What this task involves — Show all lines from the data that include the word "Heavy".

══ Entries

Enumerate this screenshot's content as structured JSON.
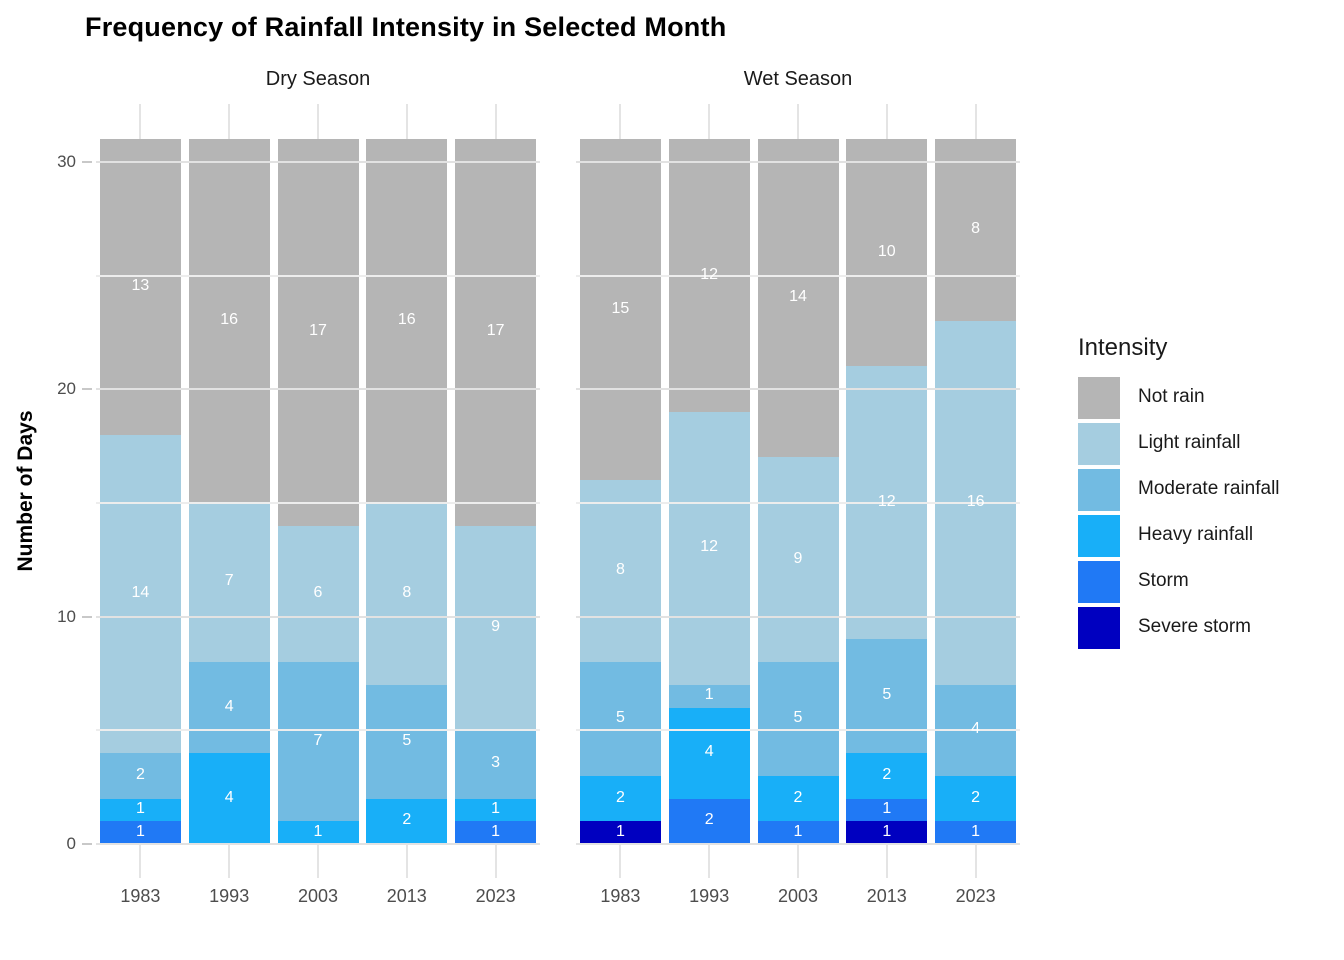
{
  "chart_data": {
    "type": "bar",
    "variant": "stacked-vertical-faceted",
    "title": "Frequency of Rainfall Intensity in Selected Month",
    "ylabel": "Number of Days",
    "xlabel": "",
    "ylim": [
      0,
      31
    ],
    "yticks": [
      0,
      10,
      20,
      30
    ],
    "minor_gridlines": [
      5,
      15,
      25
    ],
    "grid": "on",
    "legend_position": "right",
    "legend_title": "Intensity",
    "bar_label_color": "#FFFFFF",
    "intensities": [
      {
        "name": "Not rain",
        "color": "#B5B5B5"
      },
      {
        "name": "Light rainfall",
        "color": "#A5CDE0"
      },
      {
        "name": "Moderate rainfall",
        "color": "#72BBE2"
      },
      {
        "name": "Heavy rainfall",
        "color": "#18AFF8"
      },
      {
        "name": "Storm",
        "color": "#2079F5"
      },
      {
        "name": "Severe storm",
        "color": "#0000C0"
      }
    ],
    "stack_order": [
      "Severe storm",
      "Storm",
      "Heavy rainfall",
      "Moderate rainfall",
      "Light rainfall",
      "Not rain"
    ],
    "categories": [
      "1983",
      "1993",
      "2003",
      "2013",
      "2023"
    ],
    "facets": [
      {
        "label": "Dry Season",
        "bars": [
          {
            "year": "1983",
            "values": [
              0,
              1,
              1,
              2,
              14,
              13
            ]
          },
          {
            "year": "1993",
            "values": [
              0,
              0,
              4,
              4,
              7,
              16
            ]
          },
          {
            "year": "2003",
            "values": [
              0,
              0,
              1,
              7,
              6,
              17
            ]
          },
          {
            "year": "2013",
            "values": [
              0,
              0,
              2,
              5,
              8,
              16
            ]
          },
          {
            "year": "2023",
            "values": [
              0,
              1,
              1,
              3,
              9,
              17
            ]
          }
        ]
      },
      {
        "label": "Wet Season",
        "bars": [
          {
            "year": "1983",
            "values": [
              1,
              0,
              2,
              5,
              8,
              15
            ]
          },
          {
            "year": "1993",
            "values": [
              0,
              2,
              4,
              1,
              12,
              12
            ]
          },
          {
            "year": "2003",
            "values": [
              0,
              1,
              2,
              5,
              9,
              14
            ]
          },
          {
            "year": "2013",
            "values": [
              1,
              1,
              2,
              5,
              12,
              10
            ]
          },
          {
            "year": "2023",
            "values": [
              0,
              1,
              2,
              4,
              16,
              8
            ]
          }
        ]
      }
    ]
  }
}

════

Answer in full —
        "name": "Heavy rainfall",
      "Heavy rainfall",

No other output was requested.